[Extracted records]
>> BEGIN

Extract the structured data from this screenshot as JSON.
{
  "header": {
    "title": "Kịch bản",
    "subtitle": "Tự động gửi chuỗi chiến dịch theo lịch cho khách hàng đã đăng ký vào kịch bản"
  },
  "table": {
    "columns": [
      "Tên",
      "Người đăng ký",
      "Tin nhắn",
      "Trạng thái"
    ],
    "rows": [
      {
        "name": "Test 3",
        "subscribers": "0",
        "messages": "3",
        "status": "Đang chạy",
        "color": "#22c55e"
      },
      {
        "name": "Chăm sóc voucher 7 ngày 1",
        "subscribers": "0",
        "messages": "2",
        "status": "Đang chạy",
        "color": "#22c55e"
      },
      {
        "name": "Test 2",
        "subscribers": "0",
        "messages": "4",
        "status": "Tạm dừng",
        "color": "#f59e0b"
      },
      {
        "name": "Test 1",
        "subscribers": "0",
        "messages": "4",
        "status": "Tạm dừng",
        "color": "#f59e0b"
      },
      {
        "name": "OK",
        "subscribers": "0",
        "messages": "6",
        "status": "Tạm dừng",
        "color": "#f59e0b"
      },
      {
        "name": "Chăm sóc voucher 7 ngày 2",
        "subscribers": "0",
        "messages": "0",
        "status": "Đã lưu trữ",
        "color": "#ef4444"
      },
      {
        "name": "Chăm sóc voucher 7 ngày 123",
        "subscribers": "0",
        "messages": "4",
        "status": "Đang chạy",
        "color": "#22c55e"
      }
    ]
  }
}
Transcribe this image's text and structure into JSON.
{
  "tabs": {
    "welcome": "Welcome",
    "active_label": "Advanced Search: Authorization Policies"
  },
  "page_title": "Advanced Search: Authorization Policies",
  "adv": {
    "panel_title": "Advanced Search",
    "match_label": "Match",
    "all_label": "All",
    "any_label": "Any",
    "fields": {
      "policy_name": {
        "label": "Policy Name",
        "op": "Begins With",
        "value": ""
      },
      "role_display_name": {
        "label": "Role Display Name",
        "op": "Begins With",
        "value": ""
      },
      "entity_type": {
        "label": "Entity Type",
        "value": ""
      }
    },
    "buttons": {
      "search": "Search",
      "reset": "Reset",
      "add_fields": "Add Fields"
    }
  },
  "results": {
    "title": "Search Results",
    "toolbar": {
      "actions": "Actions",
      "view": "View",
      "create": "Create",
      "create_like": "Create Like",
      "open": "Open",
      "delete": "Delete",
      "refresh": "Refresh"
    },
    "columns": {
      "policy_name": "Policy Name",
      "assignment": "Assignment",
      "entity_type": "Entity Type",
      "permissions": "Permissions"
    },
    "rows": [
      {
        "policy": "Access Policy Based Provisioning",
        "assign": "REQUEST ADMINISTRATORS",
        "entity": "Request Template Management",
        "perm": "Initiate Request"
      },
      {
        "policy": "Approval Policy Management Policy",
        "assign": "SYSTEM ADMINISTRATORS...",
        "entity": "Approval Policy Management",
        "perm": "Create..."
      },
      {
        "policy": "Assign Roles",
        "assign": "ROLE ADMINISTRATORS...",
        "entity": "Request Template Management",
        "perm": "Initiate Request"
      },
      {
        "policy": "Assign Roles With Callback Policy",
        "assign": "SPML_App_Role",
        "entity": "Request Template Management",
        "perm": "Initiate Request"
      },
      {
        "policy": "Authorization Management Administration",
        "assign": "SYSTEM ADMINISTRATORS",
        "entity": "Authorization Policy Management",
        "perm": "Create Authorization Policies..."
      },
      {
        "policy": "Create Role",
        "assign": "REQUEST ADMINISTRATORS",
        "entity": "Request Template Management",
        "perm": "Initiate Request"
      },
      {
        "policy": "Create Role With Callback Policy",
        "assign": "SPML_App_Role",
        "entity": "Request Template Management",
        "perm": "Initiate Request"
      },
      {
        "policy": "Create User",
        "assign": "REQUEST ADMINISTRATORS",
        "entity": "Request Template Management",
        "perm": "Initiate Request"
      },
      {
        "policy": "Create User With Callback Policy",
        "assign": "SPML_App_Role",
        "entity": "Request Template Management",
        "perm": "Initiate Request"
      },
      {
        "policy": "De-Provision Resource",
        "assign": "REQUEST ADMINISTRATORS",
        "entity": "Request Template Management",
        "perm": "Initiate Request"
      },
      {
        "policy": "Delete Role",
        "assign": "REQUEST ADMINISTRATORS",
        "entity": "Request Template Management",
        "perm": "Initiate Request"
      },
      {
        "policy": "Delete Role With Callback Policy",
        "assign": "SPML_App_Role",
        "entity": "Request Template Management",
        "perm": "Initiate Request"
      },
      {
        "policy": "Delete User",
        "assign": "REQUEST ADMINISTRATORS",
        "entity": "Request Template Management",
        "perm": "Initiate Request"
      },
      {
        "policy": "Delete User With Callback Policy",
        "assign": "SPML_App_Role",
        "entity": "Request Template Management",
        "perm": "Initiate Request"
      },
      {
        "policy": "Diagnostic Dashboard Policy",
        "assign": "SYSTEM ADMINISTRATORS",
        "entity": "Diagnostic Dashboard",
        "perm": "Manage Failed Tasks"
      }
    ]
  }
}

>> END

> _What is needed_
Transcribe each record exactly. Leave nothing out.

> _Exercise response_
Extract the structured data from this screenshot as JSON.
{
  "header": {
    "title": "Kịch bản",
    "subtitle": "Tự động gửi chuỗi chiến dịch theo lịch cho khách hàng đã đăng ký vào kịch bản"
  },
  "table": {
    "columns": [
      "Tên",
      "Người đăng ký",
      "Tin nhắn",
      "Trạng thái"
    ],
    "rows": [
      {
        "name": "Test 3",
        "subscribers": "0",
        "messages": "3",
        "status": "Đang chạy",
        "color": "#22c55e"
      },
      {
        "name": "Chăm sóc voucher 7 ngày 1",
        "subscribers": "0",
        "messages": "2",
        "status": "Đang chạy",
        "color": "#22c55e"
      },
      {
        "name": "Test 2",
        "subscribers": "0",
        "messages": "4",
        "status": "Tạm dừng",
        "color": "#f59e0b"
      },
      {
        "name": "Test 1",
        "subscribers": "0",
        "messages": "4",
        "status": "Tạm dừng",
        "color": "#f59e0b"
      },
      {
        "name": "OK",
        "subscribers": "0",
        "messages": "6",
        "status": "Tạm dừng",
        "color": "#f59e0b"
      },
      {
        "name": "Chăm sóc voucher 7 ngày 2",
        "subscribers": "0",
        "messages": "0",
        "status": "Đã lưu trữ",
        "color": "#ef4444"
      },
      {
        "name": "Chăm sóc voucher 7 ngày 123",
        "subscribers": "0",
        "messages": "4",
        "status": "Đang chạy",
        "color": "#22c55e"
      }
    ]
  }
}
Transcribe this image's text and structure into JSON.
{
  "tabs": {
    "welcome": "Welcome",
    "active_label": "Advanced Search: Authorization Policies"
  },
  "page_title": "Advanced Search: Authorization Policies",
  "adv": {
    "panel_title": "Advanced Search",
    "match_label": "Match",
    "all_label": "All",
    "any_label": "Any",
    "fields": {
      "policy_name": {
        "label": "Policy Name",
        "op": "Begins With",
        "value": ""
      },
      "role_display_name": {
        "label": "Role Display Name",
        "op": "Begins With",
        "value": ""
      },
      "entity_type": {
        "label": "Entity Type",
        "value": ""
      }
    },
    "buttons": {
      "search": "Search",
      "reset": "Reset",
      "add_fields": "Add Fields"
    }
  },
  "results": {
    "title": "Search Results",
    "toolbar": {
      "actions": "Actions",
      "view": "View",
      "create": "Create",
      "create_like": "Create Like",
      "open": "Open",
      "delete": "Delete",
      "refresh": "Refresh"
    },
    "columns": {
      "policy_name": "Policy Name",
      "assignment": "Assignment",
      "entity_type": "Entity Type",
      "permissions": "Permissions"
    },
    "rows": [
      {
        "policy": "Access Policy Based Provisioning",
        "assign": "REQUEST ADMINISTRATORS",
        "entity": "Request Template Management",
        "perm": "Initiate Request"
      },
      {
        "policy": "Approval Policy Management Policy",
        "assign": "SYSTEM ADMINISTRATORS...",
        "entity": "Approval Policy Management",
        "perm": "Create..."
      },
      {
        "policy": "Assign Roles",
        "assign": "ROLE ADMINISTRATORS...",
        "entity": "Request Template Management",
        "perm": "Initiate Request"
      },
      {
        "policy": "Assign Roles With Callback Policy",
        "assign": "SPML_App_Role",
        "entity": "Request Template Management",
        "perm": "Initiate Request"
      },
      {
        "policy": "Authorization Management Administration",
        "assign": "SYSTEM ADMINISTRATORS",
        "entity": "Authorization Policy Management",
        "perm": "Create Authorization Policies..."
      },
      {
        "policy": "Create Role",
        "assign": "REQUEST ADMINISTRATORS",
        "entity": "Request Template Management",
        "perm": "Initiate Request"
      },
      {
        "policy": "Create Role With Callback Policy",
        "assign": "SPML_App_Role",
        "entity": "Request Template Management",
        "perm": "Initiate Request"
      },
      {
        "policy": "Create User",
        "assign": "REQUEST ADMINISTRATORS",
        "entity": "Request Template Management",
        "perm": "Initiate Request"
      },
      {
        "policy": "Create User With Callback Policy",
        "assign": "SPML_App_Role",
        "entity": "Request Template Management",
        "perm": "Initiate Request"
      },
      {
        "policy": "De-Provision Resource",
        "assign": "REQUEST ADMINISTRATORS",
        "entity": "Request Template Management",
        "perm": "Initiate Request"
      },
      {
        "policy": "Delete Role",
        "assign": "REQUEST ADMINISTRATORS",
        "entity": "Request Template Management",
        "perm": "Initiate Request"
      },
      {
        "policy": "Delete Role With Callback Policy",
        "assign": "SPML_App_Role",
        "entity": "Request Template Management",
        "perm": "Initiate Request"
      },
      {
        "policy": "Delete User",
        "assign": "REQUEST ADMINISTRATORS",
        "entity": "Request Template Management",
        "perm": "Initiate Request"
      },
      {
        "policy": "Delete User With Callback Policy",
        "assign": "SPML_App_Role",
        "entity": "Request Template Management",
        "perm": "Initiate Request"
      },
      {
        "policy": "Diagnostic Dashboard Policy",
        "assign": "SYSTEM ADMINISTRATORS",
        "entity": "Diagnostic Dashboard",
        "perm": "Manage Failed Tasks"
      }
    ]
  }
}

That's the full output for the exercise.